### Task brief
Below are records; state how many of their lines hold the word "barns", and give only the figure.

### Figure contents as structured data
↓↓↓
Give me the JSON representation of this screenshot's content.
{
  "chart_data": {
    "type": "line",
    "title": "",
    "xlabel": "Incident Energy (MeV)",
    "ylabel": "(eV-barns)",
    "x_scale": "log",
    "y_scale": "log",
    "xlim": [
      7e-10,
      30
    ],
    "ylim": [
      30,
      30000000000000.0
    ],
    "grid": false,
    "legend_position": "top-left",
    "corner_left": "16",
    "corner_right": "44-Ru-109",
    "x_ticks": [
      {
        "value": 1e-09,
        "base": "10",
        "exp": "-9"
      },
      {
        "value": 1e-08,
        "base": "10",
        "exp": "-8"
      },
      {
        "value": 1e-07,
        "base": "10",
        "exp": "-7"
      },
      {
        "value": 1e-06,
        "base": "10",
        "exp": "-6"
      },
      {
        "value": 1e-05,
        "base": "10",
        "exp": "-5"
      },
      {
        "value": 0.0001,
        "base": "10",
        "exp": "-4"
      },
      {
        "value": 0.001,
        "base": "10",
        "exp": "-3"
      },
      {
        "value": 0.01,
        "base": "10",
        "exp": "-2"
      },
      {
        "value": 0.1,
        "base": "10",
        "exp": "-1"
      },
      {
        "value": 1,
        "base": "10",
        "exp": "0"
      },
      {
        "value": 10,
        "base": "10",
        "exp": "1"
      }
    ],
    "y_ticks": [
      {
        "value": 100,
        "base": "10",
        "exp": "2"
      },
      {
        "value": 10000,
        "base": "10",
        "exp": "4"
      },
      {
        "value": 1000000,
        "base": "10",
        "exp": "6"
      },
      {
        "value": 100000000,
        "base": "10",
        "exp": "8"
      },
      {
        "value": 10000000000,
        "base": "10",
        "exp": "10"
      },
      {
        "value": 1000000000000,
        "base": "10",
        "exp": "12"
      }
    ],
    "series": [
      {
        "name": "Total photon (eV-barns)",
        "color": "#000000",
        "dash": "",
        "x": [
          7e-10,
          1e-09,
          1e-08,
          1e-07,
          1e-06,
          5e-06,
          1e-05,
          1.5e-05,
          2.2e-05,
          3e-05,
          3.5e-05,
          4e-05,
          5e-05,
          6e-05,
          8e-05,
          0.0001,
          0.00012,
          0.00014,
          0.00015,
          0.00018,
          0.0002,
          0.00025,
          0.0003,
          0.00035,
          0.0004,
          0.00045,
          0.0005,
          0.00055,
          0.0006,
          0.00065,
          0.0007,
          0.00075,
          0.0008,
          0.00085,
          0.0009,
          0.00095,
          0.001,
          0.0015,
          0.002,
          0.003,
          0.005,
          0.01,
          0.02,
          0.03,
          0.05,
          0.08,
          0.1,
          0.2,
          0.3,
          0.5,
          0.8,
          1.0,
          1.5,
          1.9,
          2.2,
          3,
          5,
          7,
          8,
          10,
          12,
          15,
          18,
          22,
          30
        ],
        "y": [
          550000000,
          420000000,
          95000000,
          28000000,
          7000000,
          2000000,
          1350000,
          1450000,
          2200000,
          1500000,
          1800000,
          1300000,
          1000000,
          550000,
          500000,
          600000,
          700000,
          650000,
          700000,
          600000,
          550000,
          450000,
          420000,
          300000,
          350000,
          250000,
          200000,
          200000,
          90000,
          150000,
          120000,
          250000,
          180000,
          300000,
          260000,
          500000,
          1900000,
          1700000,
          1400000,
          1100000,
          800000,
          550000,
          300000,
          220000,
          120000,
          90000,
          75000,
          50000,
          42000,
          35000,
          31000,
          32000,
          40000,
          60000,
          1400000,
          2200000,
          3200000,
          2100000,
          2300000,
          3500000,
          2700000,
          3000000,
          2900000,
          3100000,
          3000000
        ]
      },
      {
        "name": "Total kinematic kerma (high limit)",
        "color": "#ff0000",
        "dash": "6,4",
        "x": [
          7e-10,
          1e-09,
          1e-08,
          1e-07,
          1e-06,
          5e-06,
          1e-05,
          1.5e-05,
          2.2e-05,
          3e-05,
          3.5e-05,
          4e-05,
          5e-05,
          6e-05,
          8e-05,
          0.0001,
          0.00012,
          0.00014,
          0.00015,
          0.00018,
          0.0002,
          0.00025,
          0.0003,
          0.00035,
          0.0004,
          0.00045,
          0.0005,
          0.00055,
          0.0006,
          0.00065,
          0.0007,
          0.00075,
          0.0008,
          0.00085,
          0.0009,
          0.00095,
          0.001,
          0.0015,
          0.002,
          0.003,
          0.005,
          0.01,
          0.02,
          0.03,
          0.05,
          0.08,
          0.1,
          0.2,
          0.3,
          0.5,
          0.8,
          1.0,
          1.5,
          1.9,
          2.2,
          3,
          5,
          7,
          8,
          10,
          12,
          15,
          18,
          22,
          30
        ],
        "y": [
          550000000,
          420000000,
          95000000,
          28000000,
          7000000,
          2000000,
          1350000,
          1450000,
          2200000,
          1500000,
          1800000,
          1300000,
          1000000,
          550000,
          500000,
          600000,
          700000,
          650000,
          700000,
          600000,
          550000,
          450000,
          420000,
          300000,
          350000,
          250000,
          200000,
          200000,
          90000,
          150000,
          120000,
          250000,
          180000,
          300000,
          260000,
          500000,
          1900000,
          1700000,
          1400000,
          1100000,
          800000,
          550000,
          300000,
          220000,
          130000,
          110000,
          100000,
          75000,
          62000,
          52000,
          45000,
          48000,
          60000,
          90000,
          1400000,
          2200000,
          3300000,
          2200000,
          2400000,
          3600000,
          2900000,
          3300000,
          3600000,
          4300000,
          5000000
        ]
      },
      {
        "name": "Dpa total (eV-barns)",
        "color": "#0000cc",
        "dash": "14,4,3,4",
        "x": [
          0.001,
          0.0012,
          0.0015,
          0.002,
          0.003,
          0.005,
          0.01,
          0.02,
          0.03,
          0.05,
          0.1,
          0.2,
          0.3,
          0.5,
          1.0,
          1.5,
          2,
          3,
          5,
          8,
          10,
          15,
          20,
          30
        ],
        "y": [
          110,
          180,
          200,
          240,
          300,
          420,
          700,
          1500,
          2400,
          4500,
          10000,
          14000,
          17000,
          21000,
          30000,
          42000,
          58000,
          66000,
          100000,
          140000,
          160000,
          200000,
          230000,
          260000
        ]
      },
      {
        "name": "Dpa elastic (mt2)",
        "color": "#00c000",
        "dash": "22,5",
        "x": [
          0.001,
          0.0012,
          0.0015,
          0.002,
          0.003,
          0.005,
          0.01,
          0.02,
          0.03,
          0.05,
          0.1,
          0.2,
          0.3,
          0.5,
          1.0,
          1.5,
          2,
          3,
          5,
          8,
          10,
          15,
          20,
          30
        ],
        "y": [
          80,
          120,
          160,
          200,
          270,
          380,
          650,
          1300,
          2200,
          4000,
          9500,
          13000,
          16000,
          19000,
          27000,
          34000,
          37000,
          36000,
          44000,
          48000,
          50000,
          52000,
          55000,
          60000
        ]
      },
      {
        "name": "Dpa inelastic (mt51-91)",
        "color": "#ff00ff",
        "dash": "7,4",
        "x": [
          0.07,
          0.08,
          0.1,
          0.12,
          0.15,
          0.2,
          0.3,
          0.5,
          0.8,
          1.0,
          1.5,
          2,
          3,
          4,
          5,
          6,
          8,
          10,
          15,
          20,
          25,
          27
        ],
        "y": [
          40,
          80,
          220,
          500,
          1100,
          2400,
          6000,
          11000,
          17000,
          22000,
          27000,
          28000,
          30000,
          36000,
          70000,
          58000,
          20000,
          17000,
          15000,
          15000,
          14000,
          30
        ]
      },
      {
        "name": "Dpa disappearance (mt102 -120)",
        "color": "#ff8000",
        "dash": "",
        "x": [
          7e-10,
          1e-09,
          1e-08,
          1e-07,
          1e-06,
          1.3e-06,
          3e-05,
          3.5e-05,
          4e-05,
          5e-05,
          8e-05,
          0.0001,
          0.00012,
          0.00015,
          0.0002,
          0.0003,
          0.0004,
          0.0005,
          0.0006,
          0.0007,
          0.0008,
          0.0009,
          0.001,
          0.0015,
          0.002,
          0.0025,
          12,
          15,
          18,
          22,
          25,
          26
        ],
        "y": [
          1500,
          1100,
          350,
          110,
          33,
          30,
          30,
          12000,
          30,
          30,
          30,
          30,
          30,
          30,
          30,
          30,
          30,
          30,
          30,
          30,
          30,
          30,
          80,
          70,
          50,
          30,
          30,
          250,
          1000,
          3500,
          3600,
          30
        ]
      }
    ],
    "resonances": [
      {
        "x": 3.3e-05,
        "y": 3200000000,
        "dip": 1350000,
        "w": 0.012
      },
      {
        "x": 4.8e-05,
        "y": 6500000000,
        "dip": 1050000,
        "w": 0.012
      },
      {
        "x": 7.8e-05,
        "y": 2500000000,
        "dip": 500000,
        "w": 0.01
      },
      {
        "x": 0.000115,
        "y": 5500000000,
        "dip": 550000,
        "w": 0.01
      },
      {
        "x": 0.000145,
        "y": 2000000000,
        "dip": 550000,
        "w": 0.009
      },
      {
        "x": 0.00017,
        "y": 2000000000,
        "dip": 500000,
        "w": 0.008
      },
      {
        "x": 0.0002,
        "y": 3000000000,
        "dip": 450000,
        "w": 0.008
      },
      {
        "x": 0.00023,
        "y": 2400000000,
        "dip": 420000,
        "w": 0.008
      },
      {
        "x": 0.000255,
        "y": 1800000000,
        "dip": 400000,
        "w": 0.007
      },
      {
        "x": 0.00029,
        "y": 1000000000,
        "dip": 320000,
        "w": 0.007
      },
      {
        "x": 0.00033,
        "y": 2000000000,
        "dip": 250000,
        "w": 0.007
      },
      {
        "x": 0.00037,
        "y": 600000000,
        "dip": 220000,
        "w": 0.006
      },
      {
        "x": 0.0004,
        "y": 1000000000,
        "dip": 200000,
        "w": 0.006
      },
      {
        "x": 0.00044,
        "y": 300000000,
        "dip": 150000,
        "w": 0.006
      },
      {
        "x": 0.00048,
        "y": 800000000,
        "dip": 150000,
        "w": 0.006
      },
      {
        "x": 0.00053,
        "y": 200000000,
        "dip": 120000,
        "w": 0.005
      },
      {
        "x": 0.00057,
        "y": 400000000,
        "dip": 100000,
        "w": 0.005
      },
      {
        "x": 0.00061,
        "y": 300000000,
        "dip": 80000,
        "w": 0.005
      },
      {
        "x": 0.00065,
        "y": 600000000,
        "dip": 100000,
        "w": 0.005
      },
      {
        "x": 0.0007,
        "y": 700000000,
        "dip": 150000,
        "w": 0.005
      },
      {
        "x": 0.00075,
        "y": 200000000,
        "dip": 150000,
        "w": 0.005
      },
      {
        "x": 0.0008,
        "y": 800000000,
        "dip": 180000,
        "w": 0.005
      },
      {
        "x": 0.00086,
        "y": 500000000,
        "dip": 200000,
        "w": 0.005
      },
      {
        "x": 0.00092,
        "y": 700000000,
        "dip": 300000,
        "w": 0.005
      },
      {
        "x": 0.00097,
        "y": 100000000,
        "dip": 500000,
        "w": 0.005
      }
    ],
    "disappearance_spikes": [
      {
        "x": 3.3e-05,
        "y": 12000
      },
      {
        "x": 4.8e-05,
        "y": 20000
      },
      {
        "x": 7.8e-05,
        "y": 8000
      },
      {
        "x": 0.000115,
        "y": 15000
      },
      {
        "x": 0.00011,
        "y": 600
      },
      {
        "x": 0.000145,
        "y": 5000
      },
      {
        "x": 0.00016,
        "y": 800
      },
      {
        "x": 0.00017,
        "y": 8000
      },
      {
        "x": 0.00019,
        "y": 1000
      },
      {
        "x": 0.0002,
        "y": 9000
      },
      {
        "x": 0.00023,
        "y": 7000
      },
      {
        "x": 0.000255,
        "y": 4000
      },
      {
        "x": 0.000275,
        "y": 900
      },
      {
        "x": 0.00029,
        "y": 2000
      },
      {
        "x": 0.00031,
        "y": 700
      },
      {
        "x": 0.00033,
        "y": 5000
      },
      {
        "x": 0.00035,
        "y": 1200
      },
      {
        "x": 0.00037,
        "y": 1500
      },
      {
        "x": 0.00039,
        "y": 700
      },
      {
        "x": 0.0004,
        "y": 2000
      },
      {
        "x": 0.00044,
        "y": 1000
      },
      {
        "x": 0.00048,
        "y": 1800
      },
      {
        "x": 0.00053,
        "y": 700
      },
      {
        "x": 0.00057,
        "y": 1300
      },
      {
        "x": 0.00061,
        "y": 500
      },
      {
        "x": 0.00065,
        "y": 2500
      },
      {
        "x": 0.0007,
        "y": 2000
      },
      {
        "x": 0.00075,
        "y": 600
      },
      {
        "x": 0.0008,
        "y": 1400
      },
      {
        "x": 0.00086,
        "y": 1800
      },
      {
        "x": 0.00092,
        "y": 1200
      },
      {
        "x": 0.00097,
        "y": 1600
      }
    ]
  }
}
↑↑↑
### Solution to the problem
3